All lines holding the string "with" are to be shown.
========================================
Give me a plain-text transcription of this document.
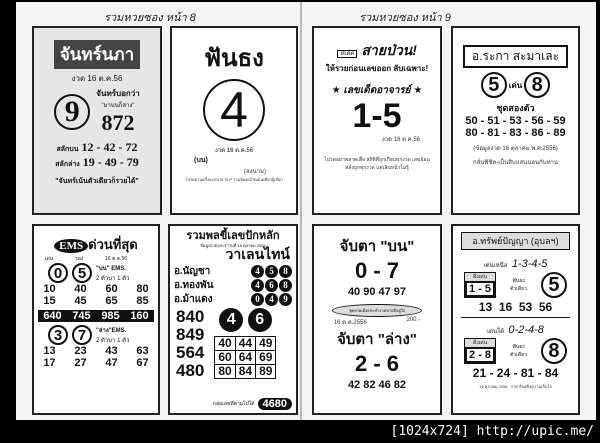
รวมหวยซอง หน้า 8	รวมหวยซอง หน้า 9
จันทร์นภา
งวด 16 ต.ค.56
9
จันทร์บอกว่า
"มาบนก็ล่าง"
872
สลักบน 12 - 42 - 72
สลักล่าง 19 - 49 - 79
"จันทร์เน้นตัวเดียวก็รวยได้"
ฟันธง
4
งวด 16 ต.ค.56
(บน)
(ลงนาม)
โปรดอ่านครั้งแรกนาย SLP รวมข้อคนไข่แผ่นเดียวผู้เลือก
ทีเด็ด สายป่วน!
ให้รวยก่อนเลขออก ลับเฉพาะ!
★ เลขเด็ดอาจารย์ ★
1-5
งวด 16 ต.ค.56
โปรดอย่าพลาดเลื่อ สถิติที่ถูกเกือบทุกงวด เลขอ้อนหลังถูกทุกงวด แต่เลินหน้าไม่รู้
อ.ระกา สะมาเละ
5	เด่น 8
ชุดสองตัว
50 - 51 - 53 - 56 - 59
80 - 81 - 83 - 86 - 89
(ข้อมูลงวด 16 ตุลาคม พ.ศ.2556)
กลั่นพิชิต-เป็นสิบแสนนอนกับท่าน
EMS ด่วนที่สุด
เด่น	รอง	16 ต.ค.56
0	5	"บน" EMS.
2 ตัวบา 1 ตัว
10 40 60 80
15 45 65 85
640 745 985 160
3	7	"ล่าง"EMS.
2 ตัวบา 1 ตัว
13 23 43 63
17 27 47 67
รวมพลขี้เลขปักหลัก
ข้อมูลงวดประจำวันที่ 16 ตุลาคม 2556
วาเลนไทน์
อ.นัญชา	4 5 8
อ.ทองพัน	4 6 8
อ.ม้าแดง	0 4 9
840
849
564
480
4 6
40	44	49
60	64	69
80	84	89
กลุ่มเลขที่ตามไปได้ 4680
จับตา "บน"
0 - 7
40 90 47 97
ชุดหวยเด็ดประจำงวดขายดีอยู่ใจ
16 ต.ค.2556	200.-
จับตา "ล่าง"
2 - 6
42 82 46 82
อ.ทรัพย์ปัญญา (อุบลฯ)
เด่นเหนือ 1-3-4-5
ดึงเด่น
1 - 5
ฟันธง
ตัวเดียว	5
13  16  53  56
เด่นใต้ 0-2-4-8
ดึงเด่น
2 - 8
ฟันธง
ตัวเดียว	8
21 - 24 - 81 - 84
16 ตุลาคม 2556   ราคาปีเสด็จความเก็บใจ
[1024x724] http://upic.me/
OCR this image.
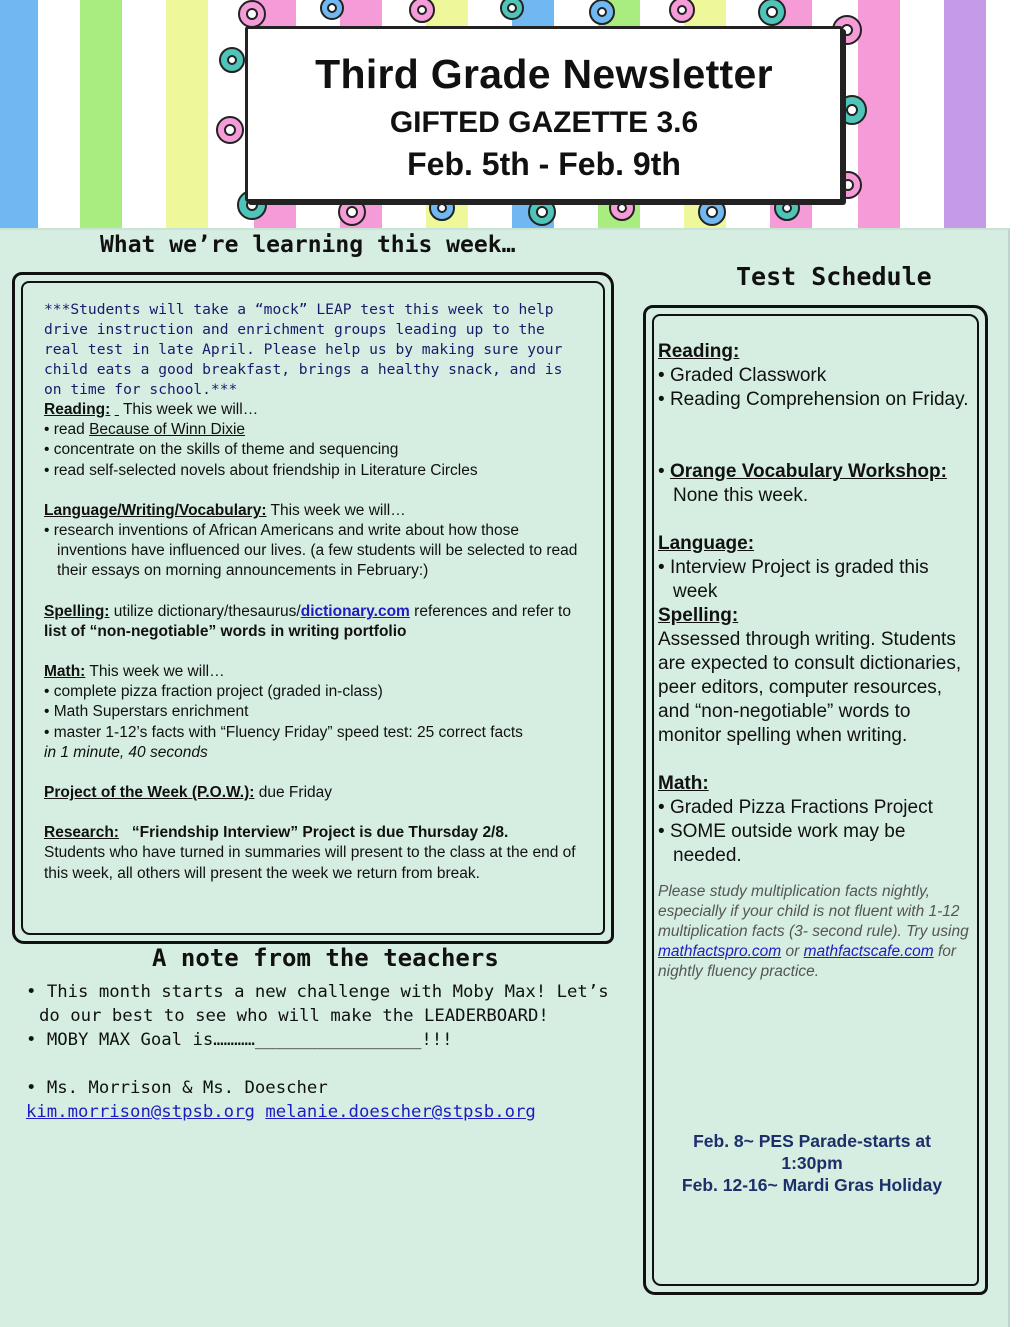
Third Grade Newsletter
GIFTED GAZETTE 3.6
Feb. 5th - Feb. 9th
What we’re learning this week…
Test Schedule
A note from the teachers
***Students will take a “mock” LEAP test this week to help drive instruction and enrichment groups leading up to the real test in late April. Please help us by making sure your child eats a good breakfast, brings a healthy snack, and is on time for school.***
Reading: This week we will…
• read Because of Winn Dixie
• concentrate on the skills of theme and sequencing
• read self-selected novels about friendship in Literature Circles
Language/Writing/Vocabulary: This week we will…
• research inventions of African Americans and write about how those inventions have influenced our lives. (a few students will be selected to read their essays on morning announcements in February:)
Spelling: utilize dictionary/thesaurus/dictionary.com references and refer to list of “non-negotiable” words in writing portfolio
Math: This week we will…
• complete pizza fraction project (graded in-class)
• Math Superstars enrichment
• master 1-12’s facts with “Fluency Friday” speed test: 25 correct facts
in 1 minute, 40 seconds
Project of the Week (P.O.W.): due Friday
Research: “Friendship Interview” Project is due Thursday 2/8.
Students who have turned in summaries will present to the class at the end of this week, all others will present the week we return from break.
Reading:
• Graded Classwork
• Reading Comprehension on Friday.
• Orange Vocabulary Workshop:
None this week.
Language:
• Interview Project is graded this week
Spelling:
Assessed through writing. Students are expected to consult dictionaries, peer editors, computer resources, and “non-negotiable” words to monitor spelling when writing.
Math:
• Graded Pizza Fractions Project
• SOME outside work may be needed.
Please study multiplication facts nightly, especially if your child is not fluent with 1-12 multiplication facts (3- second rule). Try using mathfactspro.com or mathfactscafe.com for nightly fluency practice.
Feb. 8~ PES Parade-starts at 1:30pm
Feb. 12-16~ Mardi Gras Holiday
• This month starts a new challenge with Moby Max! Let’s do our best to see who will make the LEADERBOARD!
• MOBY MAX Goal is…………________________!!!
• Ms. Morrison & Ms. Doescher
kim.morrison@stpsb.org melanie.doescher@stpsb.org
========================================
Finished exercise >>
• master 1-12’s facts with “Fluency Friday” speed test: 25 correct facts
Please study multiplication facts nightly, especially if your child is not fluent with 1-12 multiplication facts (3- second rule). Try using mathfactspro.com or mathfactscafe.com for nightly fluency practice.
• This month starts a new challenge with Moby Max! Let’s do our best to see who will make the LEADERBOARD!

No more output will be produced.